====== DATASET RECORDS ======
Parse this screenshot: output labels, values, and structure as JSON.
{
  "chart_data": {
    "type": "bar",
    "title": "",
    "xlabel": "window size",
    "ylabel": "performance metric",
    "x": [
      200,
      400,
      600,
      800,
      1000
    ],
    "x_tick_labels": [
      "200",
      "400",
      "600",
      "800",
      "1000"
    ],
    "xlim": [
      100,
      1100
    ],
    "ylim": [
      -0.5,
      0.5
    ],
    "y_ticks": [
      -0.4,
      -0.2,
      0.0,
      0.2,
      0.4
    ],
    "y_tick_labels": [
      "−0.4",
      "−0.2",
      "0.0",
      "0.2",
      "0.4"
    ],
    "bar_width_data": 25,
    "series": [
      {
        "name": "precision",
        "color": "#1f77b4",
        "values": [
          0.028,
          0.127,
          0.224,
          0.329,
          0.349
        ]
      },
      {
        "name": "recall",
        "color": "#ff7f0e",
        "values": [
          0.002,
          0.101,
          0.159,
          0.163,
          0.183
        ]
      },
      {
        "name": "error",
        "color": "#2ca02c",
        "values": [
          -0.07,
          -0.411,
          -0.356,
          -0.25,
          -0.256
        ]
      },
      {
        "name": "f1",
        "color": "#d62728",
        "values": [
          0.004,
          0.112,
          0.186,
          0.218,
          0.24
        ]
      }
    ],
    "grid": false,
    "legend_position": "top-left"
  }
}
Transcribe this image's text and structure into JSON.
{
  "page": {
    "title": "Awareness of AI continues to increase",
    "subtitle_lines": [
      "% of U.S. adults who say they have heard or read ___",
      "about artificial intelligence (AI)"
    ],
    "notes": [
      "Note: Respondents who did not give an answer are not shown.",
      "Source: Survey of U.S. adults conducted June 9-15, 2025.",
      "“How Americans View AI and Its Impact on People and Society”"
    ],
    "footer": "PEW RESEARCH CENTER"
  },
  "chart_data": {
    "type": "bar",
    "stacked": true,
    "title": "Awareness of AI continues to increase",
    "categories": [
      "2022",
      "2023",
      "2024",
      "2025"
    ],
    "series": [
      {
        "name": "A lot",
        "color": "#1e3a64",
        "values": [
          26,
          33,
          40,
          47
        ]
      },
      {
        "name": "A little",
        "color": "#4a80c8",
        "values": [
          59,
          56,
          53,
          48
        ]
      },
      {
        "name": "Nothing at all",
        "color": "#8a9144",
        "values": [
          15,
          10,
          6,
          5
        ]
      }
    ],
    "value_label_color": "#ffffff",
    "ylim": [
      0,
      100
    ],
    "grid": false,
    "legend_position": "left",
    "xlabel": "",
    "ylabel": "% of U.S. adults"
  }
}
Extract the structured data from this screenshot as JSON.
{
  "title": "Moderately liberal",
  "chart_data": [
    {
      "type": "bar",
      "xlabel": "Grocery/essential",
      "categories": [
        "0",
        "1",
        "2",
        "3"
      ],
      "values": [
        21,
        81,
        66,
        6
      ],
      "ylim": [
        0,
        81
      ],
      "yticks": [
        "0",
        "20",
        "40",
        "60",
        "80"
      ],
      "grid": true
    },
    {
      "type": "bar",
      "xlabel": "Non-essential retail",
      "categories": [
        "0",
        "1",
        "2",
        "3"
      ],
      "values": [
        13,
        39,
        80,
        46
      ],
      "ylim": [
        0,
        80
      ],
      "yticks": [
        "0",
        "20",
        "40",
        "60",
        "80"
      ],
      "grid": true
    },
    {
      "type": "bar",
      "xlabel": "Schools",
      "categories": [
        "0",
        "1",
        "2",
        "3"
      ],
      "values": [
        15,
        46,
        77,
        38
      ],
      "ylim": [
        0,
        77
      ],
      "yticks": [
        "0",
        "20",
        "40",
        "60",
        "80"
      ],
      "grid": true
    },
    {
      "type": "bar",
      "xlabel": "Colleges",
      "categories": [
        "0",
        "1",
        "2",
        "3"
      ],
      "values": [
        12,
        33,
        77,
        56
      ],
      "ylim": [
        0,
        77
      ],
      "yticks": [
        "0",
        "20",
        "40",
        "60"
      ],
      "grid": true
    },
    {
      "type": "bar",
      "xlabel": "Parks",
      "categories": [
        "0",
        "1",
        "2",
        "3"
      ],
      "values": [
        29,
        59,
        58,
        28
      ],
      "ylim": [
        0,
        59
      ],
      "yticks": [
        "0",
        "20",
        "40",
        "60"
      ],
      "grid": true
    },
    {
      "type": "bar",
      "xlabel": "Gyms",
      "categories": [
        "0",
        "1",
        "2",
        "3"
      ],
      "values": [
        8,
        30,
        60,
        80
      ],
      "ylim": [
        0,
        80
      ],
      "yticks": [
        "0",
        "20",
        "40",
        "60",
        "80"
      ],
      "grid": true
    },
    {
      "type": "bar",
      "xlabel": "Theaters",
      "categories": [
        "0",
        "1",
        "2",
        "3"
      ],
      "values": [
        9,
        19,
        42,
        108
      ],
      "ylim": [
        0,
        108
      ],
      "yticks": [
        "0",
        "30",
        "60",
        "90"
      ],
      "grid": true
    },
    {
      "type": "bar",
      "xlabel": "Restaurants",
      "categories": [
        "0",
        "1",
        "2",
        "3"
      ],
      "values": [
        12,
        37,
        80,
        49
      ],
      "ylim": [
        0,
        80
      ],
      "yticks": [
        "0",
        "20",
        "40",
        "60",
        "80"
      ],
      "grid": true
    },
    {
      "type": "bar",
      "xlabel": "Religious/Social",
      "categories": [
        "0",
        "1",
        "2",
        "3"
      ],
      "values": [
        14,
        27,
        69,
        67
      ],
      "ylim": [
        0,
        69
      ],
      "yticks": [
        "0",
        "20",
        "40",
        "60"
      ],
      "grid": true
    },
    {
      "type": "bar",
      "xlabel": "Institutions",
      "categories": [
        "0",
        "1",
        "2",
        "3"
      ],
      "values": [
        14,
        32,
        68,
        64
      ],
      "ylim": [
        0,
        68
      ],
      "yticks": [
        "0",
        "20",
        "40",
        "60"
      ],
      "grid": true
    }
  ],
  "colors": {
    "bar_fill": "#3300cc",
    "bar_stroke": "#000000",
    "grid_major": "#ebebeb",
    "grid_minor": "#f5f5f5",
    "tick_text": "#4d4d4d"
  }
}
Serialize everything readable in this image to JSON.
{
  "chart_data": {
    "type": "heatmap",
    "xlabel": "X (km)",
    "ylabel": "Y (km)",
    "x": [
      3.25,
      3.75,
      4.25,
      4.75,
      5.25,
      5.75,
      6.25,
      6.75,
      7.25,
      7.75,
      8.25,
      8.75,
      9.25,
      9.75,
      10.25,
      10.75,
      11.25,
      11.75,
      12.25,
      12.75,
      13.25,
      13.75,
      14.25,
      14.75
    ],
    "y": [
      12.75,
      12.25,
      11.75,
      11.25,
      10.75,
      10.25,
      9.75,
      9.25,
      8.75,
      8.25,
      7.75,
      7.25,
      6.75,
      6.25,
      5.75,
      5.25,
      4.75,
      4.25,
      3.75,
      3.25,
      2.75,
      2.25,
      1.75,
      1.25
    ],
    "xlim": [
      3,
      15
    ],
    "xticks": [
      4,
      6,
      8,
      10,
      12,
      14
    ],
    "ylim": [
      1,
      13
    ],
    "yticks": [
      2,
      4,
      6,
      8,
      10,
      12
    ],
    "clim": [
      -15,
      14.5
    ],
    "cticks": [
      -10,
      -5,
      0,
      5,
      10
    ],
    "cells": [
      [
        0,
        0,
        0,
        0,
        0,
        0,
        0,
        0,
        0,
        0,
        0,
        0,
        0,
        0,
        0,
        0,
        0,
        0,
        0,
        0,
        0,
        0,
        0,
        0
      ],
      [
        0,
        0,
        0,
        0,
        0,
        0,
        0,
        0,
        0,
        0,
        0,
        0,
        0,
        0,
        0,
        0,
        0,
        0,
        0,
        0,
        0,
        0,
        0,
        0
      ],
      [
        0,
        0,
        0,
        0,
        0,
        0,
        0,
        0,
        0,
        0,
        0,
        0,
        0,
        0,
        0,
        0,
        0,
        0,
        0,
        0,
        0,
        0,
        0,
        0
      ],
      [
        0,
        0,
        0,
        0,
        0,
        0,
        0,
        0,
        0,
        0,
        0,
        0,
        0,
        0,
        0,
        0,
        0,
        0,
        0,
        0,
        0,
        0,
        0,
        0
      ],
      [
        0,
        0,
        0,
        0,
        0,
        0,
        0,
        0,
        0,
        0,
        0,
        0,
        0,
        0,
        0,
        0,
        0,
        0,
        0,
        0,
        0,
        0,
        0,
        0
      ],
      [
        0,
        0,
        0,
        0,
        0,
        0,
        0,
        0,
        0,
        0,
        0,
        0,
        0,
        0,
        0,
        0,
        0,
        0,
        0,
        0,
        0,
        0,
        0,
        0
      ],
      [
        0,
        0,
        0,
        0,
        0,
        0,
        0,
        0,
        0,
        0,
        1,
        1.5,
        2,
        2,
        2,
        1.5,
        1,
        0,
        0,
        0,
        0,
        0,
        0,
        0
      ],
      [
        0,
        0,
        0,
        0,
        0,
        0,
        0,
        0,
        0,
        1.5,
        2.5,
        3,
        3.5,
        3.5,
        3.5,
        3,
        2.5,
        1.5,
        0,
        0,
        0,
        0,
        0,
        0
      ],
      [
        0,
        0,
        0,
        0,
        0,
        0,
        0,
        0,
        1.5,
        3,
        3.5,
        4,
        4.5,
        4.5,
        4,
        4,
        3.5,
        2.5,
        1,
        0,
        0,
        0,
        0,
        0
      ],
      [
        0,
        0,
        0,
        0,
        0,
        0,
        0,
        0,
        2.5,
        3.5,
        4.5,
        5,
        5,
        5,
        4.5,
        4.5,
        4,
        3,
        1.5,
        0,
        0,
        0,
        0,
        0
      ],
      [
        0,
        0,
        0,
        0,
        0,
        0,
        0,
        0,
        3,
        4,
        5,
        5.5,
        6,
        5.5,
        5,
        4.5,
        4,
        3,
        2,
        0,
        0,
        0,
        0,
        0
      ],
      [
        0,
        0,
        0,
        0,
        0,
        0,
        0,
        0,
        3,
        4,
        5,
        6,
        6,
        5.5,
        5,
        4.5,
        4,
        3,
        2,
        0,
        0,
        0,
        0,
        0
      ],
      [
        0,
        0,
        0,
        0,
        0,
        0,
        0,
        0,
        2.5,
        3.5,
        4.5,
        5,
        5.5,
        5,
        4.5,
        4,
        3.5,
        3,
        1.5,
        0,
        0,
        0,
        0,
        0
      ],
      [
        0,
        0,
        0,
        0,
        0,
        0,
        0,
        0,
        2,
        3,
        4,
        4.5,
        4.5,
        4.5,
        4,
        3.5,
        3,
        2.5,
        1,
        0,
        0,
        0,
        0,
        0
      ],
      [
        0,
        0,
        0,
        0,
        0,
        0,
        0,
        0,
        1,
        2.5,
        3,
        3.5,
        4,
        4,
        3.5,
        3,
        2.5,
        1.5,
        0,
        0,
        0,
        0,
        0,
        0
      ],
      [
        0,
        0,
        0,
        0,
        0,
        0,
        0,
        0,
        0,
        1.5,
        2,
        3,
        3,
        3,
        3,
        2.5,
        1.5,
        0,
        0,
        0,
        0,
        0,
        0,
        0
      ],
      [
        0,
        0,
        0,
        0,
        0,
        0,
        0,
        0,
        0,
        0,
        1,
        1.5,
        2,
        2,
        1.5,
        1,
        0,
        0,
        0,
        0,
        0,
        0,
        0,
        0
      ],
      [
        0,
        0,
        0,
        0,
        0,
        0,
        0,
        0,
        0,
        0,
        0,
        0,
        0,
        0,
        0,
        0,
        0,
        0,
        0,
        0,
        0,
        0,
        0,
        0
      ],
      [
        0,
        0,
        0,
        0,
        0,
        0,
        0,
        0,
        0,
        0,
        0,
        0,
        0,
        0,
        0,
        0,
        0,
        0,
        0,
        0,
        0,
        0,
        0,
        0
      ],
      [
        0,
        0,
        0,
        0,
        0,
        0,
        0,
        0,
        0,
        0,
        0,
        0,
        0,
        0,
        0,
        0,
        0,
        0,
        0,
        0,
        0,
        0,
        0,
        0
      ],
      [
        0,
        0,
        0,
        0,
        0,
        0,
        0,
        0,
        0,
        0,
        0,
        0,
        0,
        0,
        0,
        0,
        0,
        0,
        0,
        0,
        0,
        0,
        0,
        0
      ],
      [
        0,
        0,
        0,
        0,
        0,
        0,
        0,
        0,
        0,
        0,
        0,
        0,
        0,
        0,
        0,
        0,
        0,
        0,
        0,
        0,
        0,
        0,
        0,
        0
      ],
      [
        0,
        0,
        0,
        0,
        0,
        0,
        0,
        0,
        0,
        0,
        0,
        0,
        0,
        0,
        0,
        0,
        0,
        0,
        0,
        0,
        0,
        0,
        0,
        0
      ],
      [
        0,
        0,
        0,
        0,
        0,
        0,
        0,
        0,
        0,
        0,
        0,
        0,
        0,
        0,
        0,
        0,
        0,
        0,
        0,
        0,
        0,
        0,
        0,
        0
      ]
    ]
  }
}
======
#### PROMPT:
Pick out all the lines with the word "screenshot" in them and copy them.

#### RESPONSE:
Parse this screenshot: output labels, values, and structure as JSON.
Extract the structured data from this screenshot as JSON.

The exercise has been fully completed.